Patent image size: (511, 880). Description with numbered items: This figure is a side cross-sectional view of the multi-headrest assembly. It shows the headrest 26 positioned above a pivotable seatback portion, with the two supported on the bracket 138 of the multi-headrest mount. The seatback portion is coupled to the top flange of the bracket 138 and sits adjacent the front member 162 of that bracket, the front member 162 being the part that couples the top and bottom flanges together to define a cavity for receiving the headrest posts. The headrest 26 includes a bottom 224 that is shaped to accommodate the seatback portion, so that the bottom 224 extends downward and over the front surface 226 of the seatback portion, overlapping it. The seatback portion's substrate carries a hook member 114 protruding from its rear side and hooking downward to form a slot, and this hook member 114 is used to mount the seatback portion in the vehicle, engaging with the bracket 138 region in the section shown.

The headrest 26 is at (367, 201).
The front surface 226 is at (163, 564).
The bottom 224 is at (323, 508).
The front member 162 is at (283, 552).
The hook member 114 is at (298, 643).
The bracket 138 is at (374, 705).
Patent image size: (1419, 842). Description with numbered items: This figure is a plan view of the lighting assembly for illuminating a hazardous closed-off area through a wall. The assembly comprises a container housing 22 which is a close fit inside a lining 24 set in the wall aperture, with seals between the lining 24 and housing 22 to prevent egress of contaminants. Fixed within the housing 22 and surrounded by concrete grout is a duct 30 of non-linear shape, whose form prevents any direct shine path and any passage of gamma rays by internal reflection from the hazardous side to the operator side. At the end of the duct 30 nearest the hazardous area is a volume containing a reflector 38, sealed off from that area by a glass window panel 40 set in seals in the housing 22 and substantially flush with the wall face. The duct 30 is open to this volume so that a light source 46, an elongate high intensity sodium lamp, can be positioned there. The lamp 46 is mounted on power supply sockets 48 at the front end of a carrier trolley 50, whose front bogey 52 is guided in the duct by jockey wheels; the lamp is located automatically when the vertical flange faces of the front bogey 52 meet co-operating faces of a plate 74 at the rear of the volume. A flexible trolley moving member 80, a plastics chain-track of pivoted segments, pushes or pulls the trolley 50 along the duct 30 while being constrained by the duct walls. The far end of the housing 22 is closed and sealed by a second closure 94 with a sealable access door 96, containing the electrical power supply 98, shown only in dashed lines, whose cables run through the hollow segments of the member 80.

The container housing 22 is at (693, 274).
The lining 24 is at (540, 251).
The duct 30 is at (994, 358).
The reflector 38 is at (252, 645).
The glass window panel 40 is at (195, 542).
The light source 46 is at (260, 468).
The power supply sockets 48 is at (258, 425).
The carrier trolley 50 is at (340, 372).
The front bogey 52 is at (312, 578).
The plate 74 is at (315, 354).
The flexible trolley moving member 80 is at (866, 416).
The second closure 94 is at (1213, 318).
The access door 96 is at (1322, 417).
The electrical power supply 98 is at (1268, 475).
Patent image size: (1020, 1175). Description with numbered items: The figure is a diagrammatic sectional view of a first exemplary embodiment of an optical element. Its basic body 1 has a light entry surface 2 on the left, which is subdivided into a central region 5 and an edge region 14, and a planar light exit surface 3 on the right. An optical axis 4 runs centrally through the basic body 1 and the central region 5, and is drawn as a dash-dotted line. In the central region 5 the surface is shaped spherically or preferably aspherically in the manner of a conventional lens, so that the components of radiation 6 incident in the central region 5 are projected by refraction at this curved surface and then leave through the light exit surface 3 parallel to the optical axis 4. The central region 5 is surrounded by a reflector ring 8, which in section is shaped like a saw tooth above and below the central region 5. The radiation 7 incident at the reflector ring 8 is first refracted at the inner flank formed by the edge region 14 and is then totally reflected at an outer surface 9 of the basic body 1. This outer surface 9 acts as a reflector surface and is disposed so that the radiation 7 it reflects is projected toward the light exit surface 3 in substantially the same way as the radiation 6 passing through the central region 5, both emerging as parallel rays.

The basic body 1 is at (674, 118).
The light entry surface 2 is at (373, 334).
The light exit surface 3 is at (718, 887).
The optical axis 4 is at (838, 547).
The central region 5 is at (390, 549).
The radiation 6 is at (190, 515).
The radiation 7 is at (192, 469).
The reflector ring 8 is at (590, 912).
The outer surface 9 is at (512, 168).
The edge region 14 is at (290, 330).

### Job
Quote, with no changes, the part of the lines above that opens with the line containing "Patent image size: (1020, 1175)." and closes with the line containing "The central region 5 is at (390, 549).".

### Solution to this exercise
Patent image size: (1020, 1175). Description with numbered items: The figure is a diagrammatic sectional view of a first exemplary embodiment of an optical element. Its basic body 1 has a light entry surface 2 on the left, which is subdivided into a central region 5 and an edge region 14, and a planar light exit surface 3 on the right. An optical axis 4 runs centrally through the basic body 1 and the central region 5, and is drawn as a dash-dotted line. In the central region 5 the surface is shaped spherically or preferably aspherically in the manner of a conventional lens, so that the components of radiation 6 incident in the central region 5 are projected by refraction at this curved surface and then leave through the light exit surface 3 parallel to the optical axis 4. The central region 5 is surrounded by a reflector ring 8, which in section is shaped like a saw tooth above and below the central region 5. The radiation 7 incident at the reflector ring 8 is first refracted at the inner flank formed by the edge region 14 and is then totally reflected at an outer surface 9 of the basic body 1. This outer surface 9 acts as a reflector surface and is disposed so that the radiation 7 it reflects is projected toward the light exit surface 3 in substantially the same way as the radiation 6 passing through the central region 5, both emerging as parallel rays.

The basic body 1 is at (674, 118).
The light entry surface 2 is at (373, 334).
The light exit surface 3 is at (718, 887).
The optical axis 4 is at (838, 547).
The central region 5 is at (390, 549).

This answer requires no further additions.